** EXERCISE DESCRIPTION **
All entries must be extracted exactly, with nothing added or dropped.

** TASK INPUT **
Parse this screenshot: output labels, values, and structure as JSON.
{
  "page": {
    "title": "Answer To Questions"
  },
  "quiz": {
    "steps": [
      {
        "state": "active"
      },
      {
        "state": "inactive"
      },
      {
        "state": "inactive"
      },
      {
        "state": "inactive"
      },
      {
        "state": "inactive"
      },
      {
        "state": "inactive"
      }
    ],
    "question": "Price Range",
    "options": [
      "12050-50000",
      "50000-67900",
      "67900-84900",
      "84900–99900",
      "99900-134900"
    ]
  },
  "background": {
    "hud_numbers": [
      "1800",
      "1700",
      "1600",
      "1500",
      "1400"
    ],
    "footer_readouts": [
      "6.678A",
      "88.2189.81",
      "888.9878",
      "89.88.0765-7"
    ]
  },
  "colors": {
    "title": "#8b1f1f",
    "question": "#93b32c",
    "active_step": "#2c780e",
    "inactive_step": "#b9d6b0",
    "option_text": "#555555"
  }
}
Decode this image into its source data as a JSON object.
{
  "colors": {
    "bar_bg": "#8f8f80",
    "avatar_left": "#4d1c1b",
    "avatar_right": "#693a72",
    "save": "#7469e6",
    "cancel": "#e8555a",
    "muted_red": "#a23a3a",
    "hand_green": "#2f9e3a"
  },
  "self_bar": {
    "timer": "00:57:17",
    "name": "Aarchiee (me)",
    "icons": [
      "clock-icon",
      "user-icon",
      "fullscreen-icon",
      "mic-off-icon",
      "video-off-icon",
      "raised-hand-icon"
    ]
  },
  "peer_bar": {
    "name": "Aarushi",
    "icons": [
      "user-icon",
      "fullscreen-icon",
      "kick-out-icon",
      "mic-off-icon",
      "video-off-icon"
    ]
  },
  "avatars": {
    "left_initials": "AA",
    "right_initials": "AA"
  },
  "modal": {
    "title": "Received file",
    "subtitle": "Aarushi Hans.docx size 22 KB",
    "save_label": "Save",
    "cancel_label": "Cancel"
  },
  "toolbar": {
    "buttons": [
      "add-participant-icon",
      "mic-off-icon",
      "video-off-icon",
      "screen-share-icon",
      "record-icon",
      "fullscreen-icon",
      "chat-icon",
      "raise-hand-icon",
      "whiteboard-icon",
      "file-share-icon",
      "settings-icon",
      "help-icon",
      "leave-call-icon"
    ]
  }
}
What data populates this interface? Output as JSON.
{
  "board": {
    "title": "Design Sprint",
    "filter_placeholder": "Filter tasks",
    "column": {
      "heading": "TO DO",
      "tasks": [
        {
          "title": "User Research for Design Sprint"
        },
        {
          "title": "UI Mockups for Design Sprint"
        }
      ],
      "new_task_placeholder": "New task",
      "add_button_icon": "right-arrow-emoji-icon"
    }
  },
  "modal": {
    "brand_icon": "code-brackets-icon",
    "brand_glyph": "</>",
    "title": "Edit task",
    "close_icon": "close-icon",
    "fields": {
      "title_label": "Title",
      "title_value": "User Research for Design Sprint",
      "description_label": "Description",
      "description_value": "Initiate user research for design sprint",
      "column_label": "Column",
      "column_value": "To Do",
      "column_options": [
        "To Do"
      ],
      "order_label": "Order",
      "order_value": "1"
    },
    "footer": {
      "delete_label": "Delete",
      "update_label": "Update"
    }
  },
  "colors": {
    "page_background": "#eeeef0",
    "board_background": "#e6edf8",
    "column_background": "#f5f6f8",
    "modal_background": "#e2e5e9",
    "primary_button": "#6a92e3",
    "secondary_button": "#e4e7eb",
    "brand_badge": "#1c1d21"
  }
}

** REPLY **
Parse this screenshot: output labels, values, and structure as JSON.
{
  "page": {
    "title": "Answer To Questions"
  },
  "quiz": {
    "steps": [
      {
        "state": "active"
      },
      {
        "state": "inactive"
      },
      {
        "state": "inactive"
      },
      {
        "state": "inactive"
      },
      {
        "state": "inactive"
      },
      {
        "state": "inactive"
      }
    ],
    "question": "Price Range",
    "options": [
      "12050-50000",
      "50000-67900",
      "67900-84900",
      "84900–99900",
      "99900-134900"
    ]
  },
  "background": {
    "hud_numbers": [
      "1800",
      "1700",
      "1600",
      "1500",
      "1400"
    ],
    "footer_readouts": [
      "6.678A",
      "88.2189.81",
      "888.9878",
      "89.88.0765-7"
    ]
  },
  "colors": {
    "title": "#8b1f1f",
    "question": "#93b32c",
    "active_step": "#2c780e",
    "inactive_step": "#b9d6b0",
    "option_text": "#555555"
  }
}
Decode this image into its source data as a JSON object.
{
  "colors": {
    "bar_bg": "#8f8f80",
    "avatar_left": "#4d1c1b",
    "avatar_right": "#693a72",
    "save": "#7469e6",
    "cancel": "#e8555a",
    "muted_red": "#a23a3a",
    "hand_green": "#2f9e3a"
  },
  "self_bar": {
    "timer": "00:57:17",
    "name": "Aarchiee (me)",
    "icons": [
      "clock-icon",
      "user-icon",
      "fullscreen-icon",
      "mic-off-icon",
      "video-off-icon",
      "raised-hand-icon"
    ]
  },
  "peer_bar": {
    "name": "Aarushi",
    "icons": [
      "user-icon",
      "fullscreen-icon",
      "kick-out-icon",
      "mic-off-icon",
      "video-off-icon"
    ]
  },
  "avatars": {
    "left_initials": "AA",
    "right_initials": "AA"
  },
  "modal": {
    "title": "Received file",
    "subtitle": "Aarushi Hans.docx size 22 KB",
    "save_label": "Save",
    "cancel_label": "Cancel"
  },
  "toolbar": {
    "buttons": [
      "add-participant-icon",
      "mic-off-icon",
      "video-off-icon",
      "screen-share-icon",
      "record-icon",
      "fullscreen-icon",
      "chat-icon",
      "raise-hand-icon",
      "whiteboard-icon",
      "file-share-icon",
      "settings-icon",
      "help-icon",
      "leave-call-icon"
    ]
  }
}
What data populates this interface? Output as JSON.
{
  "board": {
    "title": "Design Sprint",
    "filter_placeholder": "Filter tasks",
    "column": {
      "heading": "TO DO",
      "tasks": [
        {
          "title": "User Research for Design Sprint"
        },
        {
          "title": "UI Mockups for Design Sprint"
        }
      ],
      "new_task_placeholder": "New task",
      "add_button_icon": "right-arrow-emoji-icon"
    }
  },
  "modal": {
    "brand_icon": "code-brackets-icon",
    "brand_glyph": "</>",
    "title": "Edit task",
    "close_icon": "close-icon",
    "fields": {
      "title_label": "Title",
      "title_value": "User Research for Design Sprint",
      "description_label": "Description",
      "description_value": "Initiate user research for design sprint",
      "column_label": "Column",
      "column_value": "To Do",
      "column_options": [
        "To Do"
      ],
      "order_label": "Order",
      "order_value": "1"
    },
    "footer": {
      "delete_label": "Delete",
      "update_label": "Update"
    }
  },
  "colors": {
    "page_background": "#eeeef0",
    "board_background": "#e6edf8",
    "column_background": "#f5f6f8",
    "modal_background": "#e2e5e9",
    "primary_button": "#6a92e3",
    "secondary_button": "#e4e7eb",
    "brand_badge": "#1c1d21"
  }
}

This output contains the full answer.